### WHAT IS ASKED:
Tally up how many lines in the listing below contain the string "皖西学院散户电费缴纳", and give only the total.

(Data records)
──────────────────────────────
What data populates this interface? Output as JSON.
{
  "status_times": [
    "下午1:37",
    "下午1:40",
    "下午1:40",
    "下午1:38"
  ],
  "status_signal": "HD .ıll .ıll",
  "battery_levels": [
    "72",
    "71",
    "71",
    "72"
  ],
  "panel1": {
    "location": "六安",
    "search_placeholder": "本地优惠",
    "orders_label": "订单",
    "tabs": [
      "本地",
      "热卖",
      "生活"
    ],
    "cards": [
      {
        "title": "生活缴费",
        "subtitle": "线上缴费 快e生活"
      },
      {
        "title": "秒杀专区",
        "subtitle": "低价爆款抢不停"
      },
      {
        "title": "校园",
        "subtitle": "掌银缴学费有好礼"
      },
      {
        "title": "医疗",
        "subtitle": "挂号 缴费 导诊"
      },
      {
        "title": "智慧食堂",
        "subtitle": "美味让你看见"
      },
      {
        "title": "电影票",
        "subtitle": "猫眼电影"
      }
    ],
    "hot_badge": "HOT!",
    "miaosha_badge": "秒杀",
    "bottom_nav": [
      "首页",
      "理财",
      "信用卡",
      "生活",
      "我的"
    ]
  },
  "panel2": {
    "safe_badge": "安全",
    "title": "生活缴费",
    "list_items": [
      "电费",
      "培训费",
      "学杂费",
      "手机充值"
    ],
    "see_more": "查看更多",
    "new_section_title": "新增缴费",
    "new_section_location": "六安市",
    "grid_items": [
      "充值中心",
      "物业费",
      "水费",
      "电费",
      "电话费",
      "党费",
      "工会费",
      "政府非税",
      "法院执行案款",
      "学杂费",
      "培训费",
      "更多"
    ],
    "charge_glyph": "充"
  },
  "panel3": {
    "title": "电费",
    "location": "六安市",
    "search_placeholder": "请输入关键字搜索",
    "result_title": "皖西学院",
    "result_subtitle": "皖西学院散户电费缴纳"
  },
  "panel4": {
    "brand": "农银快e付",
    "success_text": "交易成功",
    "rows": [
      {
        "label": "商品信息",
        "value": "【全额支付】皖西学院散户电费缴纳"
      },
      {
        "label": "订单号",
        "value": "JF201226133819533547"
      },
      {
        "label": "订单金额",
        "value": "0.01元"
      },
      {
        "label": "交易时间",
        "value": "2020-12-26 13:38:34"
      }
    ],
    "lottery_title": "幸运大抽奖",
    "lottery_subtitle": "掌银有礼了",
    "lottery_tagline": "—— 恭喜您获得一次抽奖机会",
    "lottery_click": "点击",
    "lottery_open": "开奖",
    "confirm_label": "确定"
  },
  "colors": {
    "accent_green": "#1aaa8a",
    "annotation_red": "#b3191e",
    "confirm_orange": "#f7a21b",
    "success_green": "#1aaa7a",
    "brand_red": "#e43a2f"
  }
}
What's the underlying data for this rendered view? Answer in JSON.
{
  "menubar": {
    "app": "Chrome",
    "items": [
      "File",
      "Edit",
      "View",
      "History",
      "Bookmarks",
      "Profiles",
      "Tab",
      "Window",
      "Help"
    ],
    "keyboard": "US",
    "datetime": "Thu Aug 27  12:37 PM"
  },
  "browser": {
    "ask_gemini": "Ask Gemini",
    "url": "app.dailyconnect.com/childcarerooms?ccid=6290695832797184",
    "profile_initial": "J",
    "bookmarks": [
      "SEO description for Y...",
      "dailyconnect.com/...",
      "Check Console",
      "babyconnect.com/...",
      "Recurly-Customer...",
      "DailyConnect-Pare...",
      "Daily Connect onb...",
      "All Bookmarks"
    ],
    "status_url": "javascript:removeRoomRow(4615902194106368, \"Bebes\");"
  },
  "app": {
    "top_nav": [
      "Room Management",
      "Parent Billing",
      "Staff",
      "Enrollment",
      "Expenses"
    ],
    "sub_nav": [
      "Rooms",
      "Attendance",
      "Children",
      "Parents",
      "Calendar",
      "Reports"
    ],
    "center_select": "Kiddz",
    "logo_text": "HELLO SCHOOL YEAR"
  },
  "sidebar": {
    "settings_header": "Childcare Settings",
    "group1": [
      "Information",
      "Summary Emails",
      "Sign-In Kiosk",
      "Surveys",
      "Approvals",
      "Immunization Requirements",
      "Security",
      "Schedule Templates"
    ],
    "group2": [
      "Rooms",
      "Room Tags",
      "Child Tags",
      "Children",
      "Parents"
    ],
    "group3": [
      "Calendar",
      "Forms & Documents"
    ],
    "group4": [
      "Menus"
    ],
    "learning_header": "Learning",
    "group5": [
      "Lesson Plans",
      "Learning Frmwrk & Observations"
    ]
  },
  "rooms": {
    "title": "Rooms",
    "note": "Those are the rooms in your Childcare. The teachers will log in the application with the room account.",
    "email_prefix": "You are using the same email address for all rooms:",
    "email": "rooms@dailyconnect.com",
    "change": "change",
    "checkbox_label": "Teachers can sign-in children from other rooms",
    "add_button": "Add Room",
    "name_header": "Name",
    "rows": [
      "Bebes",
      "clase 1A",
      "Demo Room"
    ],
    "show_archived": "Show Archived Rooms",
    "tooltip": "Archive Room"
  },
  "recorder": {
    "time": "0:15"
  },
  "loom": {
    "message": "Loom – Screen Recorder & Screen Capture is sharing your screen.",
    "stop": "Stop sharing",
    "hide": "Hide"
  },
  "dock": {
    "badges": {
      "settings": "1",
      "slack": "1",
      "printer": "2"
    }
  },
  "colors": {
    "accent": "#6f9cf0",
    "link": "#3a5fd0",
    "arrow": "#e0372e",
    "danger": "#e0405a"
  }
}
──────────────────────────────
### EXPECTED OUTPUT:
2